Task goal.
The number needed is how many lines of the data hold the string "Farnham". Give that number and nothing more.

Records.

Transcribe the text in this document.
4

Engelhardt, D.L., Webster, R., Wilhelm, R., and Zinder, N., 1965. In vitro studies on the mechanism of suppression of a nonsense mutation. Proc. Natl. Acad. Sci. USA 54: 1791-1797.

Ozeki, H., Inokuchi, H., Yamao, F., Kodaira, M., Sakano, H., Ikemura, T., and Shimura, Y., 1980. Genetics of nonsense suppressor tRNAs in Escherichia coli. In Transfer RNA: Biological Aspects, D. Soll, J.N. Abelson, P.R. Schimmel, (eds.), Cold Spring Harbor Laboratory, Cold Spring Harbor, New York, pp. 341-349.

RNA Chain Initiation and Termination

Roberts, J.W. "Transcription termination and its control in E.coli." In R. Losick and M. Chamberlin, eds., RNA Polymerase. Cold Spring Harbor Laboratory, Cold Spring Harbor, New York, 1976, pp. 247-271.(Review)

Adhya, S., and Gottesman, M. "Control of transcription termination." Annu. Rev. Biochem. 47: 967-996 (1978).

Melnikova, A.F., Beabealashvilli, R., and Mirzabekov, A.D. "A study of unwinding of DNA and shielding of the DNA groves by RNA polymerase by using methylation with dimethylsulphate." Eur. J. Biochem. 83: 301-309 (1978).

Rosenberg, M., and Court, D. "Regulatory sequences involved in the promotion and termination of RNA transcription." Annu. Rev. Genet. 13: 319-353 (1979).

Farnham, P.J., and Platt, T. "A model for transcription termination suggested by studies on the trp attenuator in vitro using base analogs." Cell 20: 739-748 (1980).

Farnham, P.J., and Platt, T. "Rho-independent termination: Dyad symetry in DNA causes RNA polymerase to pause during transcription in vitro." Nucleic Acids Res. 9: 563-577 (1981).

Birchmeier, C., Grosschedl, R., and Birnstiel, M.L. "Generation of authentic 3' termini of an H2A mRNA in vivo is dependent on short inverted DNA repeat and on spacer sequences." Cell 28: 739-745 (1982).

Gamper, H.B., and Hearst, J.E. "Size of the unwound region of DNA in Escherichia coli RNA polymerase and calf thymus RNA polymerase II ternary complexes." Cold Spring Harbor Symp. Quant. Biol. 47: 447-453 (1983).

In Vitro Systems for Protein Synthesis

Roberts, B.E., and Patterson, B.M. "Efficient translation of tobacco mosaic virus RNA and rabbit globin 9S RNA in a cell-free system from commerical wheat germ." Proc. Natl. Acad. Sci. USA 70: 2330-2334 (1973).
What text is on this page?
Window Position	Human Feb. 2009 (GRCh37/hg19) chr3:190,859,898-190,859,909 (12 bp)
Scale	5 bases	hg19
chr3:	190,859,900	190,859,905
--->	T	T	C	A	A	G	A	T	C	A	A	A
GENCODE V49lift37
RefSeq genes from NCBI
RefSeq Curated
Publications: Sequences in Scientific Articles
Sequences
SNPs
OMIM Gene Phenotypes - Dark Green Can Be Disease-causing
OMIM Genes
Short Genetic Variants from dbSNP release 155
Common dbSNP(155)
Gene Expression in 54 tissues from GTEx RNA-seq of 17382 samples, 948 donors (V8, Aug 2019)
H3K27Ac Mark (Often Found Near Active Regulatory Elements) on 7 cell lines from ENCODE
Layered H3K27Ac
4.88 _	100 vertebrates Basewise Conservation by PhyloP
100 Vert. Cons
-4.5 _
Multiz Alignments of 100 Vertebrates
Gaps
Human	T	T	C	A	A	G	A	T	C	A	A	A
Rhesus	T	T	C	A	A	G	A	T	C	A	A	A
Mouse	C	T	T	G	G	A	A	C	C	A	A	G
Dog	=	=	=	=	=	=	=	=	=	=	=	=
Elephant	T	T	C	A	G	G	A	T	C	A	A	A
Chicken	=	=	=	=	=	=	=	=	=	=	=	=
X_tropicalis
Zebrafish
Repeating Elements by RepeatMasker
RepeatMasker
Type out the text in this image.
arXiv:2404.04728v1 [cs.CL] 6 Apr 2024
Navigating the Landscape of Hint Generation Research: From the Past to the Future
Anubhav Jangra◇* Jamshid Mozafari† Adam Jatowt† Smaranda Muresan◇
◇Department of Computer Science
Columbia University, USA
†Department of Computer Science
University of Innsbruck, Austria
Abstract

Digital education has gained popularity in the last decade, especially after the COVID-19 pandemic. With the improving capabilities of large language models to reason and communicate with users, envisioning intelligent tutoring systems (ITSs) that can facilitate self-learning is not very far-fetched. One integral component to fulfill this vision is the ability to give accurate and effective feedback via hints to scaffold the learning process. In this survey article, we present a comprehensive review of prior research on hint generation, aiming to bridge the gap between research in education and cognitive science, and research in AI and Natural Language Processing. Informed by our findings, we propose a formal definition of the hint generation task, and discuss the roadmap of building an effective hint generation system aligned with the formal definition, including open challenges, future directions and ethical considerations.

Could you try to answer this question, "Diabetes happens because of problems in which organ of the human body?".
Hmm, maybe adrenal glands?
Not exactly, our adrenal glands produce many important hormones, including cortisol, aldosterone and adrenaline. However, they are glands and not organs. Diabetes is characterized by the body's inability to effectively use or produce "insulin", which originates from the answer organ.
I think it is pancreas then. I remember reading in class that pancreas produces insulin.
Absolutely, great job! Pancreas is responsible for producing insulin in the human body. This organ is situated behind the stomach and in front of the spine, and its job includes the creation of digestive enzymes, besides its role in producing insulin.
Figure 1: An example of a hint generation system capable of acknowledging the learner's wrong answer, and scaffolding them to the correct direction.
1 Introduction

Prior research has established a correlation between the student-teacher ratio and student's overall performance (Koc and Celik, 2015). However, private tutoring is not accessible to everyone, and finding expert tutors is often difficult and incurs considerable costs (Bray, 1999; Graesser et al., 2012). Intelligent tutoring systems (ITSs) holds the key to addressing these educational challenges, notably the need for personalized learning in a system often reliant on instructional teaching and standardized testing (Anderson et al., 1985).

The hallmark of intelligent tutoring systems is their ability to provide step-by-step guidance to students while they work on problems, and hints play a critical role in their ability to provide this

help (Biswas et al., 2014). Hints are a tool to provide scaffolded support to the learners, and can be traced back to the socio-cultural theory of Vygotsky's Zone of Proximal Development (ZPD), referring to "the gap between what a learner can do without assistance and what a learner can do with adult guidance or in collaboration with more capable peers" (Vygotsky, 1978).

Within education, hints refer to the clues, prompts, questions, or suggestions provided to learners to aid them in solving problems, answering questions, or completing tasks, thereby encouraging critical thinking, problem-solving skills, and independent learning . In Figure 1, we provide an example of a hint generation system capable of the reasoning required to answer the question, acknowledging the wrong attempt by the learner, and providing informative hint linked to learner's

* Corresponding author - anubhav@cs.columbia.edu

Completed exercise.
2